» WHAT THE EXERCISE ASKS:
Return each line of the records holding the string "следующей".

» ENTRIES SUPPLIED:
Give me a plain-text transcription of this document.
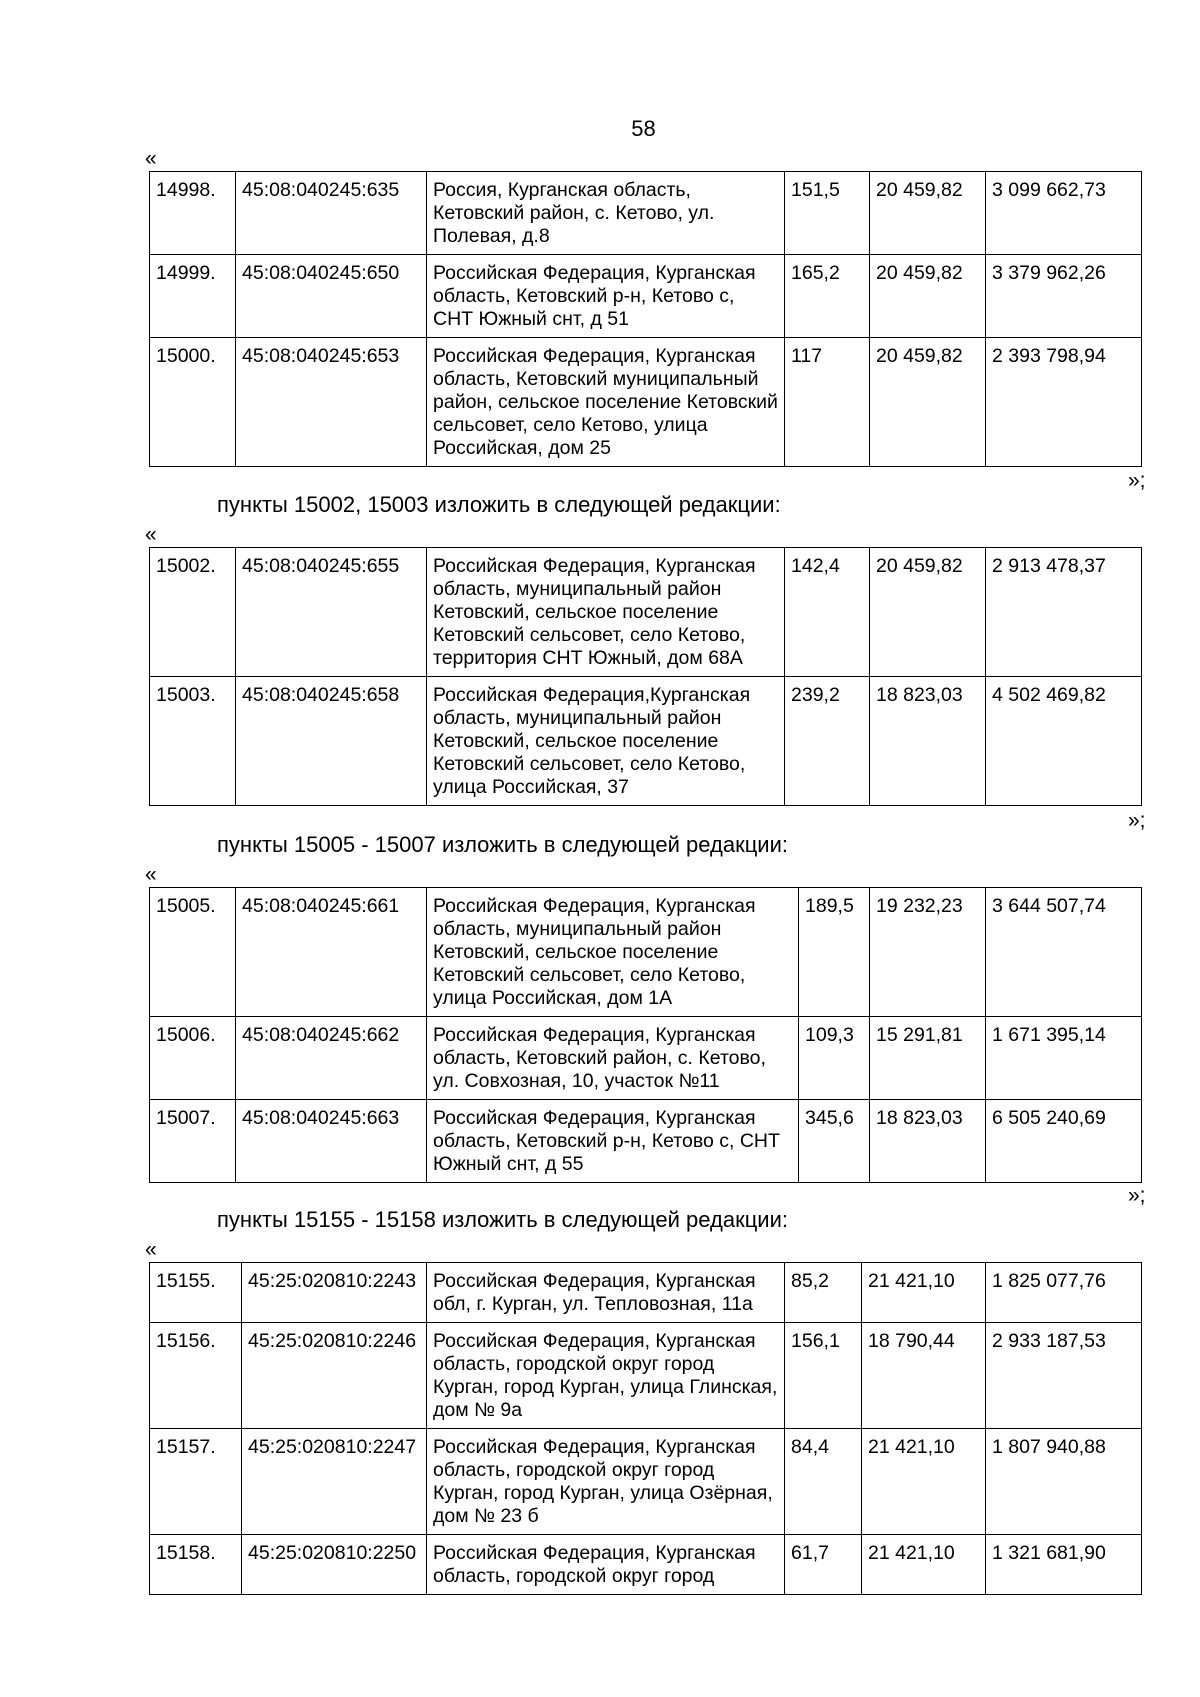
58
«
14998.	45:08:040245:635	Россия, Курганская область, Кетовский район, с. Кетово, ул. Полевая, д.8	151,5	20 459,82	3 099 662,73
14999.	45:08:040245:650	Российская Федерация, Курганская область, Кетовский р-н, Кетово с, СНТ Южный снт, д 51	165,2	20 459,82	3 379 962,26
15000.	45:08:040245:653	Российская Федерация, Курганская область, Кетовский муниципальный район, сельское поселение Кетовский сельсовет, село Кетово, улица Российская, дом 25	117	20 459,82	2 393 798,94
»;
пункты 15002, 15003 изложить в следующей редакции:
«
15002.	45:08:040245:655	Российская Федерация, Курганская область, муниципальный район Кетовский, сельское поселение Кетовский сельсовет, село Кетово, территория СНТ Южный, дом 68А	142,4	20 459,82	2 913 478,37
15003.	45:08:040245:658	Российская Федерация,Курганская область, муниципальный район Кетовский, сельское поселение Кетовский сельсовет, село Кетово, улица Российская, 37	239,2	18 823,03	4 502 469,82
»;
пункты 15005 - 15007 изложить в следующей редакции:
«
15005.	45:08:040245:661	Российская Федерация, Курганская область, муниципальный район Кетовский, сельское поселение Кетовский сельсовет, село Кетово, улица Российская, дом 1А	189,5	19 232,23	3 644 507,74
15006.	45:08:040245:662	Российская Федерация, Курганская область, Кетовский район, с. Кетово, ул. Совхозная, 10, участок №11	109,3	15 291,81	1 671 395,14
15007.	45:08:040245:663	Российская Федерация, Курганская область, Кетовский р-н, Кетово с, СНТ Южный снт, д 55	345,6	18 823,03	6 505 240,69
»;
пункты 15155 - 15158 изложить в следующей редакции:
«
15155.	45:25:020810:2243	Российская Федерация, Курганская обл, г. Курган, ул. Тепловозная, 11а	85,2	21 421,10	1 825 077,76
15156.	45:25:020810:2246	Российская Федерация, Курганская область, городской округ город Курган, город Курган, улица Глинская, дом № 9а	156,1	18 790,44	2 933 187,53
15157.	45:25:020810:2247	Российская Федерация, Курганская область, городской округ город Курган, город Курган, улица Озёрная, дом № 23 б	84,4	21 421,10	1 807 940,88
15158.	45:25:020810:2250	Российская Федерация, Курганская область, городской округ город	61,7	21 421,10	1 321 681,90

» EXERCISE RESULT:
пункты 15002, 15003 изложить в следующей редакции:
пункты 15005 - 15007 изложить в следующей редакции:
пункты 15155 - 15158 изложить в следующей редакции:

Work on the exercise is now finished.